• Task prompt
Omit the pictures and return every entry exactly as written.

— BEGIN Exercise data —

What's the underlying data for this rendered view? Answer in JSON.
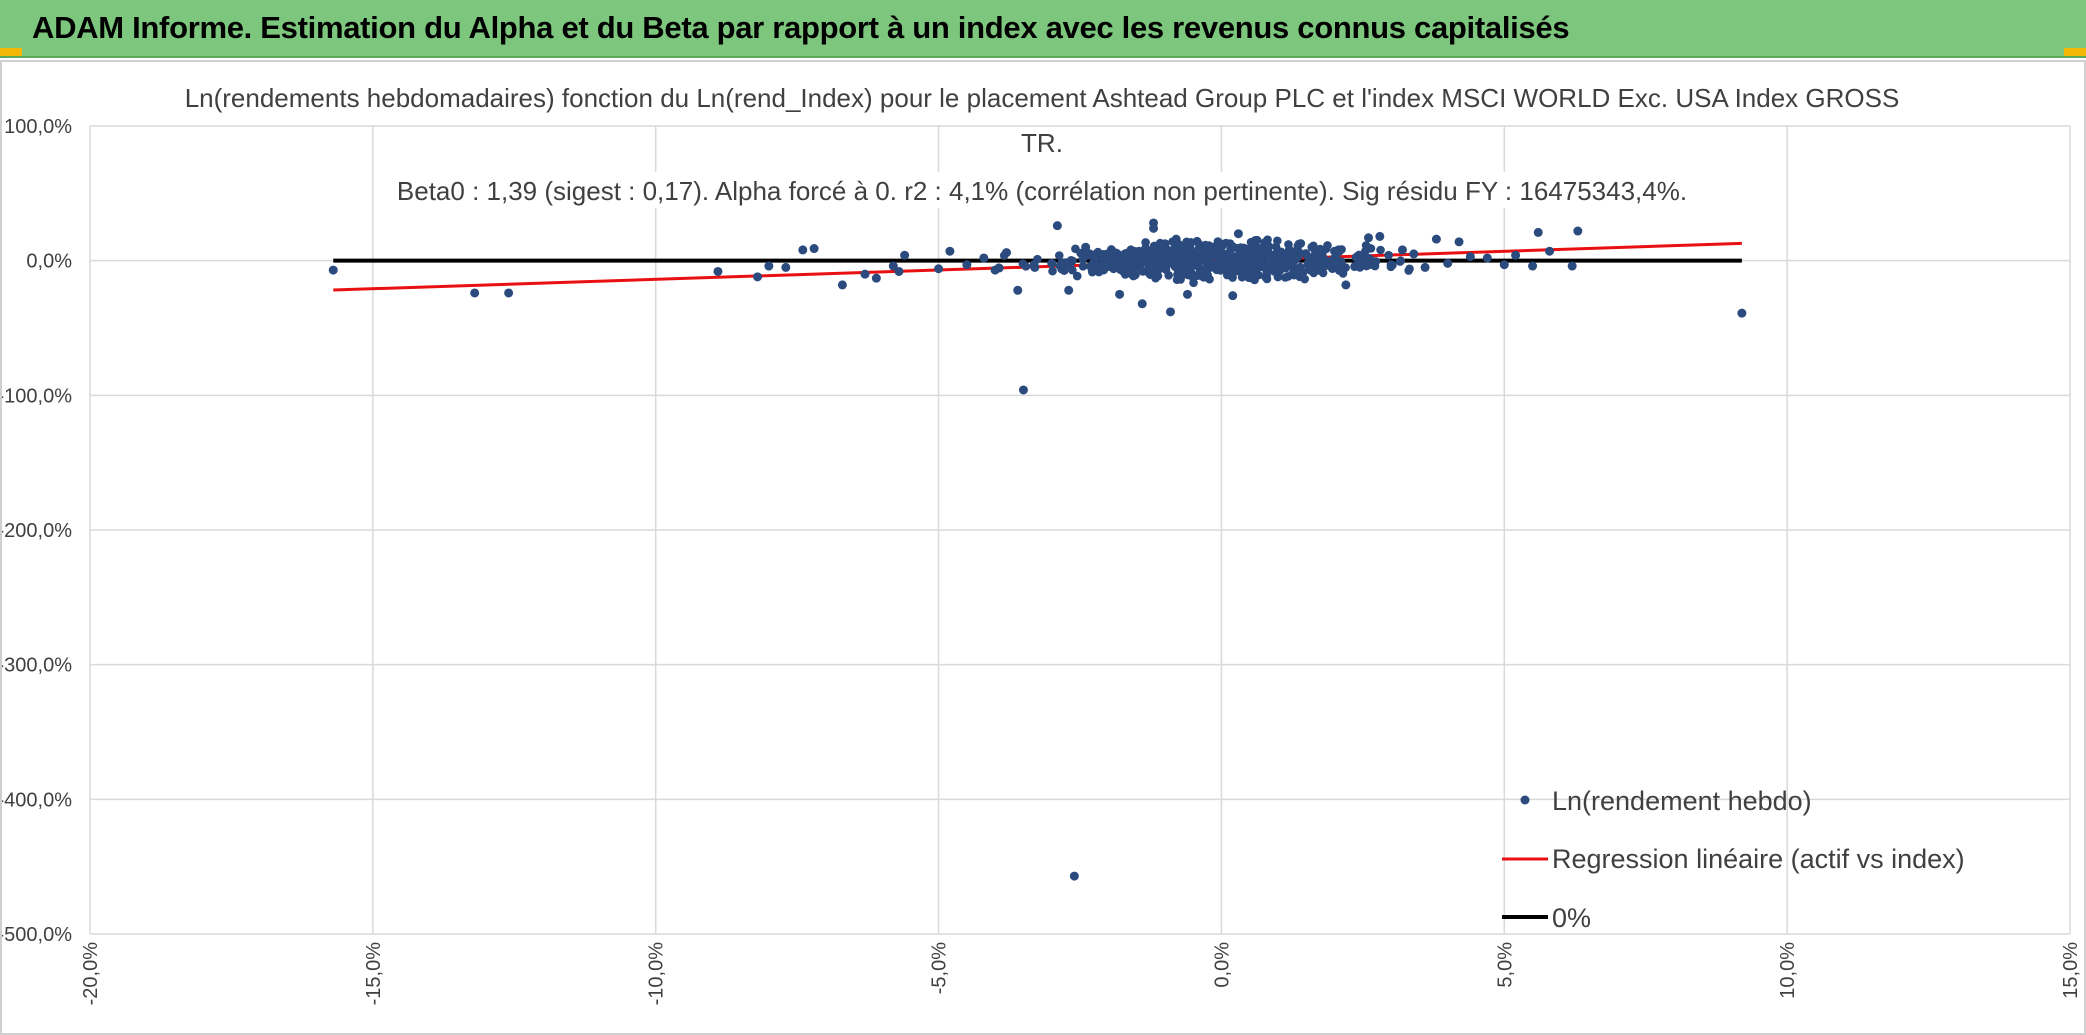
{
  "header": {
    "title": "ADAM Informe. Estimation du Alpha et du Beta par rapport à un index avec les revenus connus capitalisés"
  },
  "colors": {
    "header_bg": "#7dc67d",
    "points": "#2b4a7e",
    "regression": "#e81010",
    "zero_line": "#000000",
    "grid": "#d9d9d9"
  },
  "chart_data": {
    "type": "scatter",
    "title": [
      "Ln(rendements hebdomadaires) fonction du Ln(rend_Index) pour le placement Ashtead Group PLC et l'index MSCI WORLD Exc. USA Index GROSS",
      "TR.",
      "Beta0 : 1,39 (sigest : 0,17). Alpha forcé à 0. r2 : 4,1% (corrélation non pertinente). Sig résidu FY : 16475343,4%."
    ],
    "xlim": [
      -0.2,
      0.15
    ],
    "ylim": [
      -5.0,
      1.0
    ],
    "x_ticks": [
      -0.2,
      -0.15,
      -0.1,
      -0.05,
      0.0,
      0.05,
      0.1,
      0.15
    ],
    "x_tick_labels": [
      "-20,0%",
      "-15,0%",
      "-10,0%",
      "-5,0%",
      "0,0%",
      "5,0%",
      "10,0%",
      "15,0%"
    ],
    "y_ticks": [
      1.0,
      0.0,
      -1.0,
      -2.0,
      -3.0,
      -4.0,
      -5.0
    ],
    "y_tick_labels": [
      "100,0%",
      "0,0%",
      "-100,0%",
      "-200,0%",
      "-300,0%",
      "-400,0%",
      "-500,0%"
    ],
    "grid": true,
    "legend_position": "bottom-right",
    "series": [
      {
        "name": "Ln(rendement hebdo)",
        "kind": "scatter",
        "points": [
          [
            -0.157,
            -0.07
          ],
          [
            -0.132,
            -0.24
          ],
          [
            -0.126,
            -0.24
          ],
          [
            -0.089,
            -0.08
          ],
          [
            -0.082,
            -0.12
          ],
          [
            -0.08,
            -0.04
          ],
          [
            -0.077,
            -0.05
          ],
          [
            -0.074,
            0.08
          ],
          [
            -0.072,
            0.09
          ],
          [
            -0.067,
            -0.18
          ],
          [
            -0.063,
            -0.1
          ],
          [
            -0.061,
            -0.13
          ],
          [
            -0.058,
            -0.04
          ],
          [
            -0.057,
            -0.08
          ],
          [
            -0.056,
            0.04
          ],
          [
            -0.05,
            -0.06
          ],
          [
            -0.048,
            0.07
          ],
          [
            -0.045,
            -0.03
          ],
          [
            -0.042,
            0.02
          ],
          [
            -0.04,
            -0.07
          ],
          [
            -0.038,
            0.06
          ],
          [
            -0.036,
            -0.22
          ],
          [
            -0.035,
            -0.96
          ],
          [
            -0.033,
            -0.05
          ],
          [
            -0.03,
            -0.02
          ],
          [
            -0.029,
            0.26
          ],
          [
            -0.027,
            -0.22
          ],
          [
            -0.026,
            -4.57
          ],
          [
            -0.024,
            0.1
          ],
          [
            -0.02,
            -0.03
          ],
          [
            -0.018,
            -0.25
          ],
          [
            -0.016,
            0.08
          ],
          [
            -0.014,
            -0.32
          ],
          [
            -0.012,
            0.28
          ],
          [
            -0.012,
            0.24
          ],
          [
            -0.01,
            -0.02
          ],
          [
            -0.009,
            -0.38
          ],
          [
            -0.008,
            0.16
          ],
          [
            -0.006,
            -0.25
          ],
          [
            -0.004,
            0.07
          ],
          [
            -0.002,
            -0.05
          ],
          [
            0.0,
            0.03
          ],
          [
            0.002,
            -0.26
          ],
          [
            0.003,
            0.2
          ],
          [
            0.005,
            -0.08
          ],
          [
            0.006,
            0.15
          ],
          [
            0.008,
            0.06
          ],
          [
            0.01,
            -0.12
          ],
          [
            0.012,
            0.08
          ],
          [
            0.014,
            -0.09
          ],
          [
            0.016,
            0.1
          ],
          [
            0.018,
            -0.04
          ],
          [
            0.02,
            0.07
          ],
          [
            0.022,
            -0.18
          ],
          [
            0.024,
            0.03
          ],
          [
            0.026,
            0.17
          ],
          [
            0.028,
            0.18
          ],
          [
            0.03,
            -0.03
          ],
          [
            0.032,
            0.08
          ],
          [
            0.034,
            0.05
          ],
          [
            0.036,
            -0.05
          ],
          [
            0.038,
            0.16
          ],
          [
            0.04,
            -0.02
          ],
          [
            0.042,
            0.14
          ],
          [
            0.044,
            0.03
          ],
          [
            0.047,
            0.02
          ],
          [
            0.05,
            -0.03
          ],
          [
            0.052,
            0.04
          ],
          [
            0.055,
            -0.04
          ],
          [
            0.056,
            0.21
          ],
          [
            0.058,
            0.07
          ],
          [
            0.062,
            -0.04
          ],
          [
            0.063,
            0.22
          ],
          [
            0.092,
            -0.39
          ]
        ],
        "dense_cloud": {
          "x_range": [
            -0.045,
            0.04
          ],
          "y_range": [
            -0.18,
            0.18
          ],
          "count": 600
        }
      },
      {
        "name": "Regression linéaire (actif vs index)",
        "kind": "line",
        "points": [
          [
            -0.157,
            -0.218
          ],
          [
            0.092,
            0.128
          ]
        ]
      },
      {
        "name": "0%",
        "kind": "line",
        "points": [
          [
            -0.157,
            0.0
          ],
          [
            0.092,
            0.0
          ]
        ]
      }
    ]
  }
}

— END Exercise data —

• Output below
What's the underlying data for this rendered view? Answer in JSON.
{
  "header": {
    "title": "ADAM Informe. Estimation du Alpha et du Beta par rapport à un index avec les revenus connus capitalisés"
  },
  "colors": {
    "header_bg": "#7dc67d",
    "points": "#2b4a7e",
    "regression": "#e81010",
    "zero_line": "#000000",
    "grid": "#d9d9d9"
  },
  "chart_data": {
    "type": "scatter",
    "title": [
      "Ln(rendements hebdomadaires) fonction du Ln(rend_Index) pour le placement Ashtead Group PLC et l'index MSCI WORLD Exc. USA Index GROSS",
      "TR.",
      "Beta0 : 1,39 (sigest : 0,17). Alpha forcé à 0. r2 : 4,1% (corrélation non pertinente). Sig résidu FY : 16475343,4%."
    ],
    "xlim": [
      -0.2,
      0.15
    ],
    "ylim": [
      -5.0,
      1.0
    ],
    "x_ticks": [
      -0.2,
      -0.15,
      -0.1,
      -0.05,
      0.0,
      0.05,
      0.1,
      0.15
    ],
    "x_tick_labels": [
      "-20,0%",
      "-15,0%",
      "-10,0%",
      "-5,0%",
      "0,0%",
      "5,0%",
      "10,0%",
      "15,0%"
    ],
    "y_ticks": [
      1.0,
      0.0,
      -1.0,
      -2.0,
      -3.0,
      -4.0,
      -5.0
    ],
    "y_tick_labels": [
      "100,0%",
      "0,0%",
      "-100,0%",
      "-200,0%",
      "-300,0%",
      "-400,0%",
      "-500,0%"
    ],
    "grid": true,
    "legend_position": "bottom-right",
    "series": [
      {
        "name": "Ln(rendement hebdo)",
        "kind": "scatter",
        "points": [
          [
            -0.157,
            -0.07
          ],
          [
            -0.132,
            -0.24
          ],
          [
            -0.126,
            -0.24
          ],
          [
            -0.089,
            -0.08
          ],
          [
            -0.082,
            -0.12
          ],
          [
            -0.08,
            -0.04
          ],
          [
            -0.077,
            -0.05
          ],
          [
            -0.074,
            0.08
          ],
          [
            -0.072,
            0.09
          ],
          [
            -0.067,
            -0.18
          ],
          [
            -0.063,
            -0.1
          ],
          [
            -0.061,
            -0.13
          ],
          [
            -0.058,
            -0.04
          ],
          [
            -0.057,
            -0.08
          ],
          [
            -0.056,
            0.04
          ],
          [
            -0.05,
            -0.06
          ],
          [
            -0.048,
            0.07
          ],
          [
            -0.045,
            -0.03
          ],
          [
            -0.042,
            0.02
          ],
          [
            -0.04,
            -0.07
          ],
          [
            -0.038,
            0.06
          ],
          [
            -0.036,
            -0.22
          ],
          [
            -0.035,
            -0.96
          ],
          [
            -0.033,
            -0.05
          ],
          [
            -0.03,
            -0.02
          ],
          [
            -0.029,
            0.26
          ],
          [
            -0.027,
            -0.22
          ],
          [
            -0.026,
            -4.57
          ],
          [
            -0.024,
            0.1
          ],
          [
            -0.02,
            -0.03
          ],
          [
            -0.018,
            -0.25
          ],
          [
            -0.016,
            0.08
          ],
          [
            -0.014,
            -0.32
          ],
          [
            -0.012,
            0.28
          ],
          [
            -0.012,
            0.24
          ],
          [
            -0.01,
            -0.02
          ],
          [
            -0.009,
            -0.38
          ],
          [
            -0.008,
            0.16
          ],
          [
            -0.006,
            -0.25
          ],
          [
            -0.004,
            0.07
          ],
          [
            -0.002,
            -0.05
          ],
          [
            0.0,
            0.03
          ],
          [
            0.002,
            -0.26
          ],
          [
            0.003,
            0.2
          ],
          [
            0.005,
            -0.08
          ],
          [
            0.006,
            0.15
          ],
          [
            0.008,
            0.06
          ],
          [
            0.01,
            -0.12
          ],
          [
            0.012,
            0.08
          ],
          [
            0.014,
            -0.09
          ],
          [
            0.016,
            0.1
          ],
          [
            0.018,
            -0.04
          ],
          [
            0.02,
            0.07
          ],
          [
            0.022,
            -0.18
          ],
          [
            0.024,
            0.03
          ],
          [
            0.026,
            0.17
          ],
          [
            0.028,
            0.18
          ],
          [
            0.03,
            -0.03
          ],
          [
            0.032,
            0.08
          ],
          [
            0.034,
            0.05
          ],
          [
            0.036,
            -0.05
          ],
          [
            0.038,
            0.16
          ],
          [
            0.04,
            -0.02
          ],
          [
            0.042,
            0.14
          ],
          [
            0.044,
            0.03
          ],
          [
            0.047,
            0.02
          ],
          [
            0.05,
            -0.03
          ],
          [
            0.052,
            0.04
          ],
          [
            0.055,
            -0.04
          ],
          [
            0.056,
            0.21
          ],
          [
            0.058,
            0.07
          ],
          [
            0.062,
            -0.04
          ],
          [
            0.063,
            0.22
          ],
          [
            0.092,
            -0.39
          ]
        ],
        "dense_cloud": {
          "x_range": [
            -0.045,
            0.04
          ],
          "y_range": [
            -0.18,
            0.18
          ],
          "count": 600
        }
      },
      {
        "name": "Regression linéaire (actif vs index)",
        "kind": "line",
        "points": [
          [
            -0.157,
            -0.218
          ],
          [
            0.092,
            0.128
          ]
        ]
      },
      {
        "name": "0%",
        "kind": "line",
        "points": [
          [
            -0.157,
            0.0
          ],
          [
            0.092,
            0.0
          ]
        ]
      }
    ]
  }
}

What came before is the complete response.